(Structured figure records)
------------------------------------
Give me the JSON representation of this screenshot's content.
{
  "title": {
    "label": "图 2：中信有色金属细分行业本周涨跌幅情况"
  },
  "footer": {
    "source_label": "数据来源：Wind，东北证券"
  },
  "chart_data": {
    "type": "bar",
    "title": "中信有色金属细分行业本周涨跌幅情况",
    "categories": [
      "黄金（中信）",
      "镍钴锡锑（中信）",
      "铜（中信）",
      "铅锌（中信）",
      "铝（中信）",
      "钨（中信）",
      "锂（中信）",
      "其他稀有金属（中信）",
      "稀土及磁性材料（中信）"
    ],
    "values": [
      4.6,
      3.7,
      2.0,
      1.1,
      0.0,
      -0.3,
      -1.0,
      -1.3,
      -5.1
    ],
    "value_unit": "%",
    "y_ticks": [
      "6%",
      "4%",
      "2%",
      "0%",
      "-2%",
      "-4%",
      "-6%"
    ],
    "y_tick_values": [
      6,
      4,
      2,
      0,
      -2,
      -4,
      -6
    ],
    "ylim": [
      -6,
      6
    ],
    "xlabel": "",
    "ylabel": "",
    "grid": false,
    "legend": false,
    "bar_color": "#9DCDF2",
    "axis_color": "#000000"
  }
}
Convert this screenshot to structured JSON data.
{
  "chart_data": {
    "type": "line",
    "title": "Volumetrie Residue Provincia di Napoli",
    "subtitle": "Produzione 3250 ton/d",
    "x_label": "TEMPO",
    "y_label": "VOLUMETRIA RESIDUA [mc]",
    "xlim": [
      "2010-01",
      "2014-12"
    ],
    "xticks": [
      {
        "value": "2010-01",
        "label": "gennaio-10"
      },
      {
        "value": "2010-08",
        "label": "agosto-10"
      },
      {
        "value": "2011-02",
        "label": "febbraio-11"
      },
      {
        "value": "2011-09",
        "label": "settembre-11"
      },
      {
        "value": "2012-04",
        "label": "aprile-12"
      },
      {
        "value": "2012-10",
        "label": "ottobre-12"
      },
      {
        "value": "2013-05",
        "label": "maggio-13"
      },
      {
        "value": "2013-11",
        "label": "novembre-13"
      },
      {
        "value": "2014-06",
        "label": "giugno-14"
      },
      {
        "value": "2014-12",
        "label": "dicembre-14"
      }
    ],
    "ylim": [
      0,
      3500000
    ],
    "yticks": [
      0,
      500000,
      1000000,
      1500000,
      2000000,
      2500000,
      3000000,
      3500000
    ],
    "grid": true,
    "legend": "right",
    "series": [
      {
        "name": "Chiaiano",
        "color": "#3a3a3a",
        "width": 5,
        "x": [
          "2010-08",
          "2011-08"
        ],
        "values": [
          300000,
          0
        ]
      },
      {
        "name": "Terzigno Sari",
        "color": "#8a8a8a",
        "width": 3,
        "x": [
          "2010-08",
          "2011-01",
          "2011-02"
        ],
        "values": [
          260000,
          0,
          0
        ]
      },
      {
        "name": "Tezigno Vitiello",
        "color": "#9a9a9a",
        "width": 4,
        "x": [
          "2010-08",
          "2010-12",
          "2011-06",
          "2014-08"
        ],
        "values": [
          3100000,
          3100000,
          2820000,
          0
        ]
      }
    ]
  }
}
------------------------------------
● **Description of the task**: Repeat the material word for word, in full.

● **Correct output**:
Give me the JSON representation of this screenshot's content.
{
  "title": {
    "label": "图 2：中信有色金属细分行业本周涨跌幅情况"
  },
  "footer": {
    "source_label": "数据来源：Wind，东北证券"
  },
  "chart_data": {
    "type": "bar",
    "title": "中信有色金属细分行业本周涨跌幅情况",
    "categories": [
      "黄金（中信）",
      "镍钴锡锑（中信）",
      "铜（中信）",
      "铅锌（中信）",
      "铝（中信）",
      "钨（中信）",
      "锂（中信）",
      "其他稀有金属（中信）",
      "稀土及磁性材料（中信）"
    ],
    "values": [
      4.6,
      3.7,
      2.0,
      1.1,
      0.0,
      -0.3,
      -1.0,
      -1.3,
      -5.1
    ],
    "value_unit": "%",
    "y_ticks": [
      "6%",
      "4%",
      "2%",
      "0%",
      "-2%",
      "-4%",
      "-6%"
    ],
    "y_tick_values": [
      6,
      4,
      2,
      0,
      -2,
      -4,
      -6
    ],
    "ylim": [
      -6,
      6
    ],
    "xlabel": "",
    "ylabel": "",
    "grid": false,
    "legend": false,
    "bar_color": "#9DCDF2",
    "axis_color": "#000000"
  }
}
Convert this screenshot to structured JSON data.
{
  "chart_data": {
    "type": "line",
    "title": "Volumetrie Residue Provincia di Napoli",
    "subtitle": "Produzione 3250 ton/d",
    "x_label": "TEMPO",
    "y_label": "VOLUMETRIA RESIDUA [mc]",
    "xlim": [
      "2010-01",
      "2014-12"
    ],
    "xticks": [
      {
        "value": "2010-01",
        "label": "gennaio-10"
      },
      {
        "value": "2010-08",
        "label": "agosto-10"
      },
      {
        "value": "2011-02",
        "label": "febbraio-11"
      },
      {
        "value": "2011-09",
        "label": "settembre-11"
      },
      {
        "value": "2012-04",
        "label": "aprile-12"
      },
      {
        "value": "2012-10",
        "label": "ottobre-12"
      },
      {
        "value": "2013-05",
        "label": "maggio-13"
      },
      {
        "value": "2013-11",
        "label": "novembre-13"
      },
      {
        "value": "2014-06",
        "label": "giugno-14"
      },
      {
        "value": "2014-12",
        "label": "dicembre-14"
      }
    ],
    "ylim": [
      0,
      3500000
    ],
    "yticks": [
      0,
      500000,
      1000000,
      1500000,
      2000000,
      2500000,
      3000000,
      3500000
    ],
    "grid": true,
    "legend": "right",
    "series": [
      {
        "name": "Chiaiano",
        "color": "#3a3a3a",
        "width": 5,
        "x": [
          "2010-08",
          "2011-08"
        ],
        "values": [
          300000,
          0
        ]
      },
      {
        "name": "Terzigno Sari",
        "color": "#8a8a8a",
        "width": 3,
        "x": [
          "2010-08",
          "2011-01",
          "2011-02"
        ],
        "values": [
          260000,
          0,
          0
        ]
      },
      {
        "name": "Tezigno Vitiello",
        "color": "#9a9a9a",
        "width": 4,
        "x": [
          "2010-08",
          "2010-12",
          "2011-06",
          "2014-08"
        ],
        "values": [
          3100000,
          3100000,
          2820000,
          0
        ]
      }
    ]
  }
}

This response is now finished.